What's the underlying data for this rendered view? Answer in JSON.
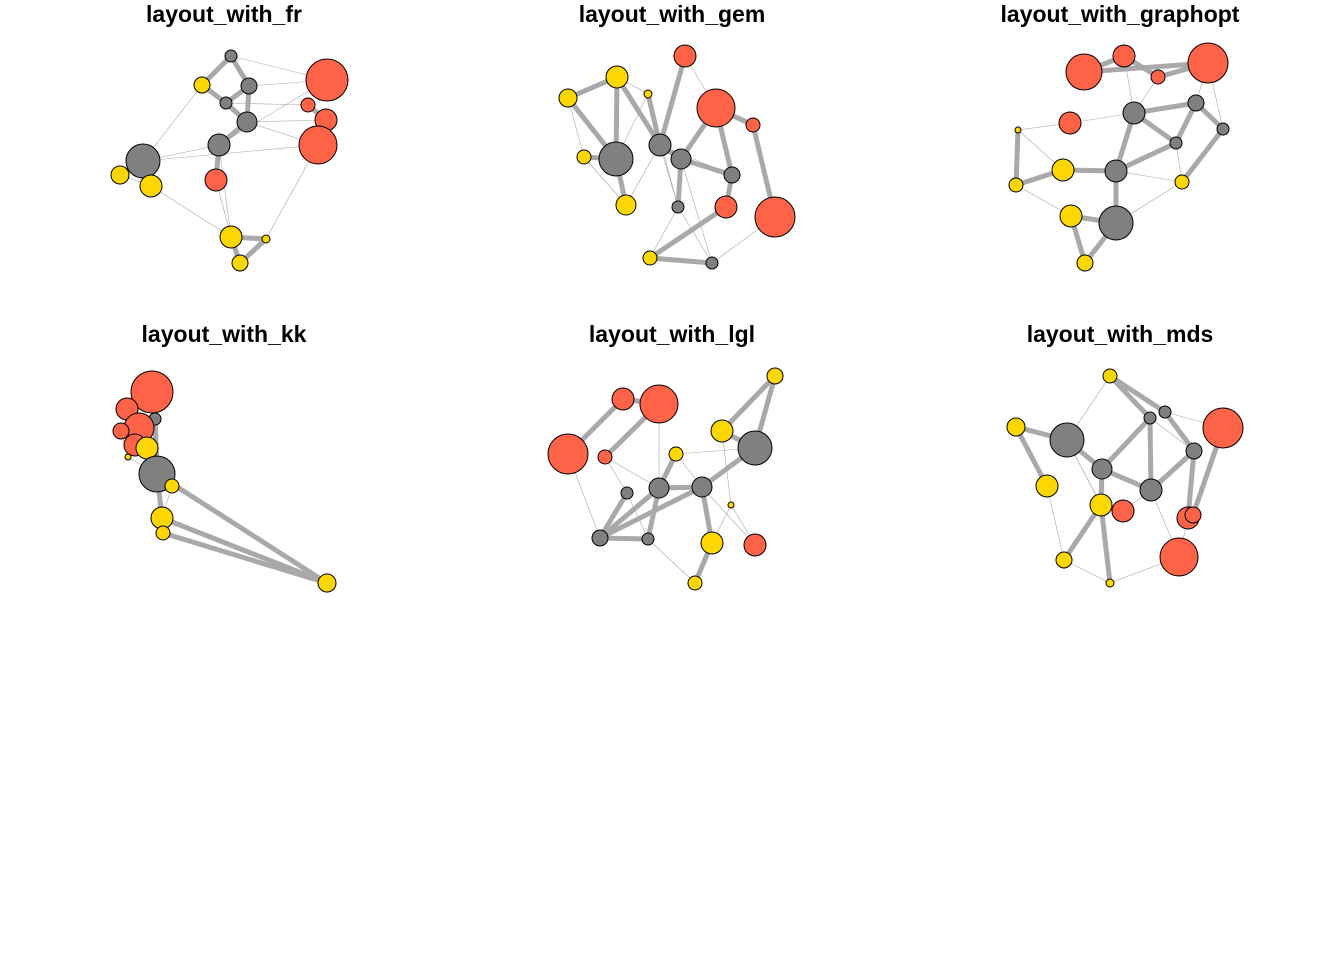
{
  "titles": {
    "fr": "layout_with_fr",
    "gem": "layout_with_gem",
    "graphopt": "layout_with_graphopt",
    "kk": "layout_with_kk",
    "lgl": "layout_with_lgl",
    "mds": "layout_with_mds"
  },
  "colors": {
    "gray": "#808080",
    "orange": "#FF6347",
    "yellow": "#FFD700",
    "edge": "#A9A9A9",
    "stroke": "#000000"
  }
}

**Given exercise**
Output all the records, word for word, with no pictures in the copy.

**Answer to this problem**
What's the underlying data for this rendered view? Answer in JSON.
{
  "titles": {
    "fr": "layout_with_fr",
    "gem": "layout_with_gem",
    "graphopt": "layout_with_graphopt",
    "kk": "layout_with_kk",
    "lgl": "layout_with_lgl",
    "mds": "layout_with_mds"
  },
  "colors": {
    "gray": "#808080",
    "orange": "#FF6347",
    "yellow": "#FFD700",
    "edge": "#A9A9A9",
    "stroke": "#000000"
  }
}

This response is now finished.